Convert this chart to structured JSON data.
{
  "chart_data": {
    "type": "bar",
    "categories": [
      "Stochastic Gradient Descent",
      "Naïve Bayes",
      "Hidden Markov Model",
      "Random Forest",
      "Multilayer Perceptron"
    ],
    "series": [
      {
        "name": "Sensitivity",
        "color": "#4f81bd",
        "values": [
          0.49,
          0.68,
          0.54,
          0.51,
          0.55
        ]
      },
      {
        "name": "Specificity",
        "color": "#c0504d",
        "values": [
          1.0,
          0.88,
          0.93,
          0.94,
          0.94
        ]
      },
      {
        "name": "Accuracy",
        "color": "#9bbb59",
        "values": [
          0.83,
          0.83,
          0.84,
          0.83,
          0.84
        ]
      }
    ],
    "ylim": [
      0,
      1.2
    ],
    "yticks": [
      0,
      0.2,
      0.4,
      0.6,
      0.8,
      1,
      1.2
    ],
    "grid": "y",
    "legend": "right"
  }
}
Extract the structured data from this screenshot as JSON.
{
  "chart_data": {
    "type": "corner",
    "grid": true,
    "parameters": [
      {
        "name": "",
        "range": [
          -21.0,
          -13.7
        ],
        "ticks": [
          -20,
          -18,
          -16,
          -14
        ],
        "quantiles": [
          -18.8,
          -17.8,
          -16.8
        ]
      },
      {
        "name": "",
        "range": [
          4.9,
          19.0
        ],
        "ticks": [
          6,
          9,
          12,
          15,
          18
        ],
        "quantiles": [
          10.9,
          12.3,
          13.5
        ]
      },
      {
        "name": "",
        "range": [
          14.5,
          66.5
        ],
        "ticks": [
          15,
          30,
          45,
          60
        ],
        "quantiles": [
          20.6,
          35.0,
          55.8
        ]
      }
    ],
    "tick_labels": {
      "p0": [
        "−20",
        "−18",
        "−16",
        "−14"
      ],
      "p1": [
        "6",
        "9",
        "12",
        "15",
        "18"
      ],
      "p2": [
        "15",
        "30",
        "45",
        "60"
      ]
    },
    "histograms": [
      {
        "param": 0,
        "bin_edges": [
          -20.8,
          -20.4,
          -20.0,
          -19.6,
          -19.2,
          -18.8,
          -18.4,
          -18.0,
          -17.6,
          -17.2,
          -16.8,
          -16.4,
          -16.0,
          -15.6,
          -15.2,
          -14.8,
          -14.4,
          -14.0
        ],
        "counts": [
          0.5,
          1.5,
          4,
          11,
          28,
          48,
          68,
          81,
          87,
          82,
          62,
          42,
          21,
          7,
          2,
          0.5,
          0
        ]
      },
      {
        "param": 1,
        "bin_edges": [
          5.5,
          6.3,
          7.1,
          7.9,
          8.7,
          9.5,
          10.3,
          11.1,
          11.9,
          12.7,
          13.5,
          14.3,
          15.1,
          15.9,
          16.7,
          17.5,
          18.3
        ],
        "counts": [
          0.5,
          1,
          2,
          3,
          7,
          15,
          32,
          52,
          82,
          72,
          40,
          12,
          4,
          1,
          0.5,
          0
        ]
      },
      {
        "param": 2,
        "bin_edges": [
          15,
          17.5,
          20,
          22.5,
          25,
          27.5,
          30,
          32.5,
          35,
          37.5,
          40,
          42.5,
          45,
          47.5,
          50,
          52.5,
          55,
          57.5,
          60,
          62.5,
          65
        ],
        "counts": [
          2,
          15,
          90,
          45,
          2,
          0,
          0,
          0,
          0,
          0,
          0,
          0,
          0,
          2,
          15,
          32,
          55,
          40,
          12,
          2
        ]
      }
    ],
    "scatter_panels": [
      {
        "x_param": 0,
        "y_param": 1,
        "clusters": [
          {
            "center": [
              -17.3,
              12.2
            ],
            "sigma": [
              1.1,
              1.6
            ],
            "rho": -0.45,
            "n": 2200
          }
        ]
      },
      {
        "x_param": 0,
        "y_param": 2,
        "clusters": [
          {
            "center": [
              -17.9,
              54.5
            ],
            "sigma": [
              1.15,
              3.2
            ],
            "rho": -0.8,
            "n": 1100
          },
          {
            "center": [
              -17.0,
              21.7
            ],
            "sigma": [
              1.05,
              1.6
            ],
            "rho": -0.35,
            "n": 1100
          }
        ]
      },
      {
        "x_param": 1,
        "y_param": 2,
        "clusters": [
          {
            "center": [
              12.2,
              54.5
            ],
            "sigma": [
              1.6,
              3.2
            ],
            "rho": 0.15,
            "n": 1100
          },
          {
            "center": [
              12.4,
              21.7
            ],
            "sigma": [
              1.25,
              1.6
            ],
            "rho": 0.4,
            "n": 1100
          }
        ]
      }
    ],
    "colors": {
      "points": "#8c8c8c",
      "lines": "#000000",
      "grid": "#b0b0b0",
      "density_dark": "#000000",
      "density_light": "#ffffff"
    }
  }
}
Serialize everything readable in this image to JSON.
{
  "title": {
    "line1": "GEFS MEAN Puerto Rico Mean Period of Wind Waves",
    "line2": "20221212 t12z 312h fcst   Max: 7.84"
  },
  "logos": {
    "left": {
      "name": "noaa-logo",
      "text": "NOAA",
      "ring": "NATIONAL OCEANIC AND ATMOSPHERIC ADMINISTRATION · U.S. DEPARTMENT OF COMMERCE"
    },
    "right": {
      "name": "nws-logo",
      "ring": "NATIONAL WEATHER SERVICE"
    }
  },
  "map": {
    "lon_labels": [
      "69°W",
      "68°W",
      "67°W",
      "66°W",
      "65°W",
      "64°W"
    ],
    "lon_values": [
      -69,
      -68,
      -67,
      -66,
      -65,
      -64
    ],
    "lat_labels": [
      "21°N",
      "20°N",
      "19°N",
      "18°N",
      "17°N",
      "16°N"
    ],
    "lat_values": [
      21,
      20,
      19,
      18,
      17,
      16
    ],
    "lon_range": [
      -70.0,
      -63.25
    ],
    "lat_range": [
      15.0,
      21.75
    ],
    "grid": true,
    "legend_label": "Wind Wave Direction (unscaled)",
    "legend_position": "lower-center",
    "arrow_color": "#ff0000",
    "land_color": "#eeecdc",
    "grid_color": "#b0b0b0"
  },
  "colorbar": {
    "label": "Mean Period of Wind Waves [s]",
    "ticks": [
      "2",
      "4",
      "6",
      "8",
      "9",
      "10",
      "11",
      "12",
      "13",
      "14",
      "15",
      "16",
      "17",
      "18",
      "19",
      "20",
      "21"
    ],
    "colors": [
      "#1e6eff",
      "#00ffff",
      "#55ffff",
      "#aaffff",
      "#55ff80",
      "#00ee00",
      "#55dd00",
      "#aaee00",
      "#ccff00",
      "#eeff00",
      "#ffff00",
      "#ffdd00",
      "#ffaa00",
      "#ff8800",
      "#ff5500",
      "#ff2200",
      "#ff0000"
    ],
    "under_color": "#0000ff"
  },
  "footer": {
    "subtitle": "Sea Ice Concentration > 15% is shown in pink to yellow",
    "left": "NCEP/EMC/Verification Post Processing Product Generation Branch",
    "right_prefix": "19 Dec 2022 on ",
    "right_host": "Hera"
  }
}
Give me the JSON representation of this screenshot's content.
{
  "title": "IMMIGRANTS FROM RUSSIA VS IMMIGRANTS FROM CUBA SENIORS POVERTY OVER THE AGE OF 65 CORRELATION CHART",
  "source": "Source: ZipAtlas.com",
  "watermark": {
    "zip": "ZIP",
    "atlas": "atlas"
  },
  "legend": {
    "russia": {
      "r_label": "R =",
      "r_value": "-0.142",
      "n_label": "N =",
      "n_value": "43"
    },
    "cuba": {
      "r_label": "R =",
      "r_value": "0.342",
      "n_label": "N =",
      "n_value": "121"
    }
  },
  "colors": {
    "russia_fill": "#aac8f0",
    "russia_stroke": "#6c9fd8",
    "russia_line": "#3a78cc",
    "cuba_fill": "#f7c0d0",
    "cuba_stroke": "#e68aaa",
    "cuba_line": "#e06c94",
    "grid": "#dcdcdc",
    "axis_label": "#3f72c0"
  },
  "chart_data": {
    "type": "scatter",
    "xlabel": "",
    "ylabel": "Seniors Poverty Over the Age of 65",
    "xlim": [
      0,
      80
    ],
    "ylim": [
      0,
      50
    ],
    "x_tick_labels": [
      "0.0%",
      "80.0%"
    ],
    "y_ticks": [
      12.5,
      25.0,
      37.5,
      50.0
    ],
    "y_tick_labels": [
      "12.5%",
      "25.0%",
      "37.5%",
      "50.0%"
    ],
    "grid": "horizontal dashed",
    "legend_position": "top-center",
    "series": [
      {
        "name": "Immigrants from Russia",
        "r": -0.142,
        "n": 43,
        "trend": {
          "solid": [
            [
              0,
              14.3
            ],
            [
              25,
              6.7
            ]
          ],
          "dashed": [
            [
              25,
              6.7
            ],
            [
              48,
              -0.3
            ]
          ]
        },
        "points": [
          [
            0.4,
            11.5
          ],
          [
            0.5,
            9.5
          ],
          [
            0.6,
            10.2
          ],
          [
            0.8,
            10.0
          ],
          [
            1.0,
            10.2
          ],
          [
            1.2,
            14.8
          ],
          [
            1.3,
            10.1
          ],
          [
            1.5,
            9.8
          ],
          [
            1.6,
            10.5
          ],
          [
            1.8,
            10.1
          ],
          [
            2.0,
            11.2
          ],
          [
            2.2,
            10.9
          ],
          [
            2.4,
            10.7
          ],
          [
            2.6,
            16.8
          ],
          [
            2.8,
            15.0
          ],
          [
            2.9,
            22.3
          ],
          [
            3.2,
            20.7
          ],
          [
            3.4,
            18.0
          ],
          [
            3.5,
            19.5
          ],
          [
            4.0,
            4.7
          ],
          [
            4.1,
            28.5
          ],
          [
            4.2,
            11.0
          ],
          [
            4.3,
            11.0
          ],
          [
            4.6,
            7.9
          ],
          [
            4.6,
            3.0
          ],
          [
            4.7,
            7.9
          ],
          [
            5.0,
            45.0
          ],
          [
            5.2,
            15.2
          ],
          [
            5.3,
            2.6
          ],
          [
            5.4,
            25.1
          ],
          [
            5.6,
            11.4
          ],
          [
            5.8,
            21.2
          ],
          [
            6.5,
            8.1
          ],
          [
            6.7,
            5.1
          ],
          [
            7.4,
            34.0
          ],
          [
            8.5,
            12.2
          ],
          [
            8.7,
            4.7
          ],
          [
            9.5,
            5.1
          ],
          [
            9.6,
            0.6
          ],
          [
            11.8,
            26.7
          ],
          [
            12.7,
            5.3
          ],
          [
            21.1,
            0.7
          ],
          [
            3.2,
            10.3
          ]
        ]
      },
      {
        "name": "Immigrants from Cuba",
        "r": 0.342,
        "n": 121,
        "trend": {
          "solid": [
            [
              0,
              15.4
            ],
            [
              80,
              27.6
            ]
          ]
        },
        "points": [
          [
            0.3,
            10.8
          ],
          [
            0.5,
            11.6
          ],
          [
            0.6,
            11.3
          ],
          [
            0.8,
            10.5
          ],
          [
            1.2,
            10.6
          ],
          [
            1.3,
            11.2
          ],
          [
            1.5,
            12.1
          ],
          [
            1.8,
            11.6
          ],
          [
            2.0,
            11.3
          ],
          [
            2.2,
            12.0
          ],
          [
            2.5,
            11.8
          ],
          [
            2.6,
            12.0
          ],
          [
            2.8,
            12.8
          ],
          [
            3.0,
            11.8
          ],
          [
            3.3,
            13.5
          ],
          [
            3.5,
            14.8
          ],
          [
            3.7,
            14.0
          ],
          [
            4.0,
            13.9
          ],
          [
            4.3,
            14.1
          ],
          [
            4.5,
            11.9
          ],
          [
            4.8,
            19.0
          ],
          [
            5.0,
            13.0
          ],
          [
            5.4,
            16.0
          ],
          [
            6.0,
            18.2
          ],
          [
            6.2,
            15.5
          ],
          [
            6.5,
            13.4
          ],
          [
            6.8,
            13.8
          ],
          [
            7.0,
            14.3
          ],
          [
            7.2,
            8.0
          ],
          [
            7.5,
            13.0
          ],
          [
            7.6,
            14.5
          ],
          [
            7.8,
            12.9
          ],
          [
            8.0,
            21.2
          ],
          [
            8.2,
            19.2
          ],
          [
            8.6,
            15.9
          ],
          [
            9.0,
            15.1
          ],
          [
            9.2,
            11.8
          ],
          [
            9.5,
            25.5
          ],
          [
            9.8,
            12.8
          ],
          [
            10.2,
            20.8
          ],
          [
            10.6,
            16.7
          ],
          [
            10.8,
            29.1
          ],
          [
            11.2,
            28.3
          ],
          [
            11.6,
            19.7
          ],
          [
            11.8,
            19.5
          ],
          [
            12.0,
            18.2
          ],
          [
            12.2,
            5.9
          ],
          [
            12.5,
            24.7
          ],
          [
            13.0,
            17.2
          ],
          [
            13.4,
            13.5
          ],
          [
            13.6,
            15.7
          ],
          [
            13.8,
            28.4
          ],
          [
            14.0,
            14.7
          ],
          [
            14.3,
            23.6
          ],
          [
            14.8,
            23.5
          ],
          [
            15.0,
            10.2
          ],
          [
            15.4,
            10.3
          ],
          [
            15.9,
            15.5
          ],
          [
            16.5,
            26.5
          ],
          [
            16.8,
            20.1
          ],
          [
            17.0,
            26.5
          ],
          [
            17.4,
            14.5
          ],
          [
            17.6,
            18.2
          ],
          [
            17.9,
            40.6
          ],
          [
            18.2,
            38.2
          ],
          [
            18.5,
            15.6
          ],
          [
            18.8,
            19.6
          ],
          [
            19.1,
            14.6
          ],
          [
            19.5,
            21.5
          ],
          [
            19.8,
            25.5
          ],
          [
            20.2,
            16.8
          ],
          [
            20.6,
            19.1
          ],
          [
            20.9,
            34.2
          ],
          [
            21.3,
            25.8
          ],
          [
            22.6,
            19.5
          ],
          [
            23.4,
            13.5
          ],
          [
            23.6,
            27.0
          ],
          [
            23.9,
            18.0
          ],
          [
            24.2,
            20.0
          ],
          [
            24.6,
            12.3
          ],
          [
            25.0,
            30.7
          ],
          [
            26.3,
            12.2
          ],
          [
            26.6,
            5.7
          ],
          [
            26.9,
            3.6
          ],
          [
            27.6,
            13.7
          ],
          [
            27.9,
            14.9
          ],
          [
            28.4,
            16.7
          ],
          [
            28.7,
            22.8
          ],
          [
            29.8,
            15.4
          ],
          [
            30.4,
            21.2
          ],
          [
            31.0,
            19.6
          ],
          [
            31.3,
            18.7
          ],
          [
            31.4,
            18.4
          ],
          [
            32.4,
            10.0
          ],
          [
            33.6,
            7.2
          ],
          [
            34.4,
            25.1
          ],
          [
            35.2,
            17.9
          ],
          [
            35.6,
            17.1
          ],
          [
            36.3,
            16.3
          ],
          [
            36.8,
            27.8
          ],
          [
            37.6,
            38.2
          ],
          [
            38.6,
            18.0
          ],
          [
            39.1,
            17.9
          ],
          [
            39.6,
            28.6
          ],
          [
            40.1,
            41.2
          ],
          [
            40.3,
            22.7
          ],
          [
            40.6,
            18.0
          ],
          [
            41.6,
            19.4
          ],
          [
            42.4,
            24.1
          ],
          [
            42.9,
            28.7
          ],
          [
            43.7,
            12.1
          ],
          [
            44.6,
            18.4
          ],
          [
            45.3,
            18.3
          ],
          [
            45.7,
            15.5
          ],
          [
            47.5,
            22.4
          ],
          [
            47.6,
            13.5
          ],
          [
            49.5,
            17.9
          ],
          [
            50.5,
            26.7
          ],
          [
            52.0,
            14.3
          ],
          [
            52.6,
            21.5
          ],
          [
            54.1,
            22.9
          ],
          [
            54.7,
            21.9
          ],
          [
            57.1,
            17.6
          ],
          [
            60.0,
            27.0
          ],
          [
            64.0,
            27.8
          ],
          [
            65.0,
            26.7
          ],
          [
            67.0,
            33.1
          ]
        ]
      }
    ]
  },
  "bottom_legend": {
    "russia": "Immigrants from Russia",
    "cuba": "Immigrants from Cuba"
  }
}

===============

▶ [Instructions to follow] Filter the data, keeping only the lines that contain "Period".

▶ [Task output]
    "line1": "GEFS MEAN Puerto Rico Mean Period of Wind Waves",
    "label": "Mean Period of Wind Waves [s]",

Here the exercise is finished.